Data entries
┄┄┄┄┄┄┄┄┄┄┄┄┄┄┄┄┄┄┄┄

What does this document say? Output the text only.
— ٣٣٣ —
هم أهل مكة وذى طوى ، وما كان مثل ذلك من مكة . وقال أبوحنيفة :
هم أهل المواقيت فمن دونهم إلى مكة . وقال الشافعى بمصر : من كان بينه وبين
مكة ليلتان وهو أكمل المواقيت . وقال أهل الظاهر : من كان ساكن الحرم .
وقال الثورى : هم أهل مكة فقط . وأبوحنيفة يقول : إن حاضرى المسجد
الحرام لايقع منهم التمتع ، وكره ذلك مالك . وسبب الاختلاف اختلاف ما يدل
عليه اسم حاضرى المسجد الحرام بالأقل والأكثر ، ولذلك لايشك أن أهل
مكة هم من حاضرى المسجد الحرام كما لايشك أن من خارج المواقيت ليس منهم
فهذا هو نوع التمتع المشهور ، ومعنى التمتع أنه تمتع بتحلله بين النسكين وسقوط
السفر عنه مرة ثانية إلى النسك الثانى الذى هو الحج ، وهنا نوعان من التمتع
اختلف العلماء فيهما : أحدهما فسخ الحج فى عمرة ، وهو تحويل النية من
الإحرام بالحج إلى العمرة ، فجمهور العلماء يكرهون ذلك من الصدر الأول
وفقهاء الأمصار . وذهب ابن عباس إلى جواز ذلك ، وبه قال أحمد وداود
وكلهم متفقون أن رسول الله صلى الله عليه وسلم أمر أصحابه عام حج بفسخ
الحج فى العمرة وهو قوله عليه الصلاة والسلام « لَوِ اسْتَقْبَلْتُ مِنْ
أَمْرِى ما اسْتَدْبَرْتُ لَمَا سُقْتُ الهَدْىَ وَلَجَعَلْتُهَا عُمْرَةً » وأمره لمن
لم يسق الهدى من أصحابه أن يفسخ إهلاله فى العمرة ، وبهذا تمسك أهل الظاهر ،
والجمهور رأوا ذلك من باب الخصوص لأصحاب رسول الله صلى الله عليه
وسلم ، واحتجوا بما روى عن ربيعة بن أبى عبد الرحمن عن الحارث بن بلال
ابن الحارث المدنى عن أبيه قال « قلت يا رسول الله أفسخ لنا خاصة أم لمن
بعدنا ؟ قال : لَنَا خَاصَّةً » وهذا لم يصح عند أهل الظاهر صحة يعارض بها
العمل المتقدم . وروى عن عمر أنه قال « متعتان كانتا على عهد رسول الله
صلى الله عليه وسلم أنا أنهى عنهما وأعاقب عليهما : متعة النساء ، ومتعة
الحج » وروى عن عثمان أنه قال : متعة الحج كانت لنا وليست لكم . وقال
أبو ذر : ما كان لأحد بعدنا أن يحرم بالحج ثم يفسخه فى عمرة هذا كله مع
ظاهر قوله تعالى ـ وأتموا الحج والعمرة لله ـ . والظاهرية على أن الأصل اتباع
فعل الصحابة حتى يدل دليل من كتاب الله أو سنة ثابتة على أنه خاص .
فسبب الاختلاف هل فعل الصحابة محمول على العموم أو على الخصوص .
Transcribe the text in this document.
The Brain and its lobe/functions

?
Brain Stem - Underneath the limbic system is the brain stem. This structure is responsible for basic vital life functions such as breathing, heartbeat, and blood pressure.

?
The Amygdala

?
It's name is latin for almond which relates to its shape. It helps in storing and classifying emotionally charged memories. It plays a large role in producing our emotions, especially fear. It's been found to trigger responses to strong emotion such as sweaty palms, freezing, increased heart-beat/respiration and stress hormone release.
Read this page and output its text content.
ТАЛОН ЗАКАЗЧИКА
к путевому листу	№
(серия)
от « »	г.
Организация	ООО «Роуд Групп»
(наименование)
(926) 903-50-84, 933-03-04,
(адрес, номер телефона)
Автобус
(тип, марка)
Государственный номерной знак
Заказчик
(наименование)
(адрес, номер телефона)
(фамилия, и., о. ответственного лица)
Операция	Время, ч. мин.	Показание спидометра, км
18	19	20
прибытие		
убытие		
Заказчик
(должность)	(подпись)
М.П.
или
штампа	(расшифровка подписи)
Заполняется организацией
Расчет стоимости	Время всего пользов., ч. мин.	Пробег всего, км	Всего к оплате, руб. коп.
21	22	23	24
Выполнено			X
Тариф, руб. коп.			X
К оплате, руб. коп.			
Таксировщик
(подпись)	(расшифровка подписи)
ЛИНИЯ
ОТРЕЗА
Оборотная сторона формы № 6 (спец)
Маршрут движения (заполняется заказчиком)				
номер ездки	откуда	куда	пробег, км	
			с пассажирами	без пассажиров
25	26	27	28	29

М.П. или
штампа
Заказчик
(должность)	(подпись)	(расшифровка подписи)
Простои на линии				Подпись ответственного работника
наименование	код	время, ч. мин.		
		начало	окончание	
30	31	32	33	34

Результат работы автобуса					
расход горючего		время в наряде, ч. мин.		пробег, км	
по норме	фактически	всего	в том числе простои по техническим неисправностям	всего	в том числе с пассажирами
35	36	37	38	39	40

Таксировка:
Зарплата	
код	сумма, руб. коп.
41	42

┄┄┄┄┄┄┄┄┄┄┄┄┄┄┄┄┄┄┄┄

What to do
Retype all of the entries precisely as they are.

Response
What does this document say? Output the text only.
— ٣٣٣ —
هم أهل مكة وذى طوى ، وما كان مثل ذلك من مكة . وقال أبوحنيفة :
هم أهل المواقيت فمن دونهم إلى مكة . وقال الشافعى بمصر : من كان بينه وبين
مكة ليلتان وهو أكمل المواقيت . وقال أهل الظاهر : من كان ساكن الحرم .
وقال الثورى : هم أهل مكة فقط . وأبوحنيفة يقول : إن حاضرى المسجد
الحرام لايقع منهم التمتع ، وكره ذلك مالك . وسبب الاختلاف اختلاف ما يدل
عليه اسم حاضرى المسجد الحرام بالأقل والأكثر ، ولذلك لايشك أن أهل
مكة هم من حاضرى المسجد الحرام كما لايشك أن من خارج المواقيت ليس منهم
فهذا هو نوع التمتع المشهور ، ومعنى التمتع أنه تمتع بتحلله بين النسكين وسقوط
السفر عنه مرة ثانية إلى النسك الثانى الذى هو الحج ، وهنا نوعان من التمتع
اختلف العلماء فيهما : أحدهما فسخ الحج فى عمرة ، وهو تحويل النية من
الإحرام بالحج إلى العمرة ، فجمهور العلماء يكرهون ذلك من الصدر الأول
وفقهاء الأمصار . وذهب ابن عباس إلى جواز ذلك ، وبه قال أحمد وداود
وكلهم متفقون أن رسول الله صلى الله عليه وسلم أمر أصحابه عام حج بفسخ
الحج فى العمرة وهو قوله عليه الصلاة والسلام « لَوِ اسْتَقْبَلْتُ مِنْ
أَمْرِى ما اسْتَدْبَرْتُ لَمَا سُقْتُ الهَدْىَ وَلَجَعَلْتُهَا عُمْرَةً » وأمره لمن
لم يسق الهدى من أصحابه أن يفسخ إهلاله فى العمرة ، وبهذا تمسك أهل الظاهر ،
والجمهور رأوا ذلك من باب الخصوص لأصحاب رسول الله صلى الله عليه
وسلم ، واحتجوا بما روى عن ربيعة بن أبى عبد الرحمن عن الحارث بن بلال
ابن الحارث المدنى عن أبيه قال « قلت يا رسول الله أفسخ لنا خاصة أم لمن
بعدنا ؟ قال : لَنَا خَاصَّةً » وهذا لم يصح عند أهل الظاهر صحة يعارض بها
العمل المتقدم . وروى عن عمر أنه قال « متعتان كانتا على عهد رسول الله
صلى الله عليه وسلم أنا أنهى عنهما وأعاقب عليهما : متعة النساء ، ومتعة
الحج » وروى عن عثمان أنه قال : متعة الحج كانت لنا وليست لكم . وقال
أبو ذر : ما كان لأحد بعدنا أن يحرم بالحج ثم يفسخه فى عمرة هذا كله مع
ظاهر قوله تعالى ـ وأتموا الحج والعمرة لله ـ . والظاهرية على أن الأصل اتباع
فعل الصحابة حتى يدل دليل من كتاب الله أو سنة ثابتة على أنه خاص .
فسبب الاختلاف هل فعل الصحابة محمول على العموم أو على الخصوص .
Transcribe the text in this document.
The Brain and its lobe/functions

?
Brain Stem - Underneath the limbic system is the brain stem. This structure is responsible for basic vital life functions such as breathing, heartbeat, and blood pressure.

?
The Amygdala

?
It's name is latin for almond which relates to its shape. It helps in storing and classifying emotionally charged memories. It plays a large role in producing our emotions, especially fear. It's been found to trigger responses to strong emotion such as sweaty palms, freezing, increased heart-beat/respiration and stress hormone release.
Read this page and output its text content.
ТАЛОН ЗАКАЗЧИКА
к путевому листу	№
(серия)
от « »	г.
Организация	ООО «Роуд Групп»
(наименование)
(926) 903-50-84, 933-03-04,
(адрес, номер телефона)
Автобус
(тип, марка)
Государственный номерной знак
Заказчик
(наименование)
(адрес, номер телефона)
(фамилия, и., о. ответственного лица)
Операция	Время, ч. мин.	Показание спидометра, км
18	19	20
прибытие		
убытие		
Заказчик
(должность)	(подпись)
М.П.
или
штампа	(расшифровка подписи)
Заполняется организацией
Расчет стоимости	Время всего пользов., ч. мин.	Пробег всего, км	Всего к оплате, руб. коп.
21	22	23	24
Выполнено			X
Тариф, руб. коп.			X
К оплате, руб. коп.			
Таксировщик
(подпись)	(расшифровка подписи)
ЛИНИЯ
ОТРЕЗА
Оборотная сторона формы № 6 (спец)
Маршрут движения (заполняется заказчиком)				
номер ездки	откуда	куда	пробег, км	
			с пассажирами	без пассажиров
25	26	27	28	29

М.П. или
штампа
Заказчик
(должность)	(подпись)	(расшифровка подписи)
Простои на линии				Подпись ответственного работника
наименование	код	время, ч. мин.		
		начало	окончание	
30	31	32	33	34

Результат работы автобуса					
расход горючего		время в наряде, ч. мин.		пробег, км	
по норме	фактически	всего	в том числе простои по техническим неисправностям	всего	в том числе с пассажирами
35	36	37	38	39	40

Таксировка:
Зарплата	
код	сумма, руб. коп.
41	42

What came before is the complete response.